___ DATA SHOWN

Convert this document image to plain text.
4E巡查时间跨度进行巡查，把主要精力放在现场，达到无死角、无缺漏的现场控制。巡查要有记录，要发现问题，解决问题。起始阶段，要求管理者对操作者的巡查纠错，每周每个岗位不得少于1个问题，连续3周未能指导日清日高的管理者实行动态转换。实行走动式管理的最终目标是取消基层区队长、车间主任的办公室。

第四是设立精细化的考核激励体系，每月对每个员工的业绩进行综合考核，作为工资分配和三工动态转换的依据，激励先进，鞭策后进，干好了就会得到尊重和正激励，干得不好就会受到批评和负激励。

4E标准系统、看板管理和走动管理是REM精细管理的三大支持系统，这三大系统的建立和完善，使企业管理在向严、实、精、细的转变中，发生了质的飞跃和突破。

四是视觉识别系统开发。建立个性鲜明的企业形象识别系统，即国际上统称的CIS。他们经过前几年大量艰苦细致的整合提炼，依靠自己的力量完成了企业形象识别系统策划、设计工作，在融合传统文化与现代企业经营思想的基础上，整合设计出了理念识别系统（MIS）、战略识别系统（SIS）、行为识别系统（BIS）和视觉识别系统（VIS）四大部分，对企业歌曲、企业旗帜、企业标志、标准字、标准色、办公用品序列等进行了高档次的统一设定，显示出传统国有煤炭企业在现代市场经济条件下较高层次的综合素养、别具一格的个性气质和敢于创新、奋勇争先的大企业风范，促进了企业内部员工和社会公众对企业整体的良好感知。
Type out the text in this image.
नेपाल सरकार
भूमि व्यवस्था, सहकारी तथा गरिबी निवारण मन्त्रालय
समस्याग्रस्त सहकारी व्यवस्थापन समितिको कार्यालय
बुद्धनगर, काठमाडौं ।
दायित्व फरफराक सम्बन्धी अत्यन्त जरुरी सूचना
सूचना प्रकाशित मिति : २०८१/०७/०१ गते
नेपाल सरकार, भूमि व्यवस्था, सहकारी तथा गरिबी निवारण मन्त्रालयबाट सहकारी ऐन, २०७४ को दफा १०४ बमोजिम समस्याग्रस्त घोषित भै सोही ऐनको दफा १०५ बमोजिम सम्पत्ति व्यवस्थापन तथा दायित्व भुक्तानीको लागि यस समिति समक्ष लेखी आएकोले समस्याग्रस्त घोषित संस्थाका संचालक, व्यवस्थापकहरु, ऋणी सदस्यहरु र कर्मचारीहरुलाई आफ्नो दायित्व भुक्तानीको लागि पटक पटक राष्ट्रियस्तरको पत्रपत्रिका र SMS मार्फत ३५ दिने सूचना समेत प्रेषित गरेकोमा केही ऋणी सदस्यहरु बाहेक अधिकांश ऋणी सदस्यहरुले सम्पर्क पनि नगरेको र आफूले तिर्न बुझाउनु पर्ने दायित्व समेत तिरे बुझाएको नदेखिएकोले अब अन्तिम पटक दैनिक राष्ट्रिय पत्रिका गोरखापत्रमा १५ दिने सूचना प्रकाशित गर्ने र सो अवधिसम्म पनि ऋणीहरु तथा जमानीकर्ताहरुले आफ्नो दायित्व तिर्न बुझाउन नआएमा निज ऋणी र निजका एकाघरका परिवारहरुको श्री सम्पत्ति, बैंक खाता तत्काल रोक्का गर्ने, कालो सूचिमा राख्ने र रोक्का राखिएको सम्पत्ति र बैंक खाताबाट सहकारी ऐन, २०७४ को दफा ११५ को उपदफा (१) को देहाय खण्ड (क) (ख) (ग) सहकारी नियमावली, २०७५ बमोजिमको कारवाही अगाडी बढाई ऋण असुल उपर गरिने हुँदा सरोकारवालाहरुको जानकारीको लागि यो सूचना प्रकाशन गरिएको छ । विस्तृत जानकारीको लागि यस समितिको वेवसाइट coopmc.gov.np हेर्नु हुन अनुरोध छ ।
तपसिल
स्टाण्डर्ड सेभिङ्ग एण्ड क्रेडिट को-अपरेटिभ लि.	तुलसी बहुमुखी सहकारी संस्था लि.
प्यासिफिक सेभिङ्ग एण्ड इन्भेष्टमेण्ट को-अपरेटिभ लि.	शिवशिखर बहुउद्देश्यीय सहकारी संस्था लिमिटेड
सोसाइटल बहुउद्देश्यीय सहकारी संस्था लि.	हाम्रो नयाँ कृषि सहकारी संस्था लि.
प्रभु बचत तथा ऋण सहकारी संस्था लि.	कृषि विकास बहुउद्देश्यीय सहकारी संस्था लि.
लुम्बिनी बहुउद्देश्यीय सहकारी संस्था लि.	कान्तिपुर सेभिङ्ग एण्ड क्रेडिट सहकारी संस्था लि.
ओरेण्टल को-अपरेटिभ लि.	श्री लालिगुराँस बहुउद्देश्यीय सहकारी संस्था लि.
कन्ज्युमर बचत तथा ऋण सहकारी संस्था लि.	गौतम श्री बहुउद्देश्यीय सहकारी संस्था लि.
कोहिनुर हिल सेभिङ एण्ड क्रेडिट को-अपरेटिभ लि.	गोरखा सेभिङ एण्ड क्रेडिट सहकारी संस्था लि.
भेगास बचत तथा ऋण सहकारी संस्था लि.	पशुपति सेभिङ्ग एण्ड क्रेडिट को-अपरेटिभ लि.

______

• _WHAT THE TASK REQUIRES_:
Identify and copy all lines with the word "image".

• _IN RESPONSE_:
Convert this document image to plain text.
Type out the text in this image.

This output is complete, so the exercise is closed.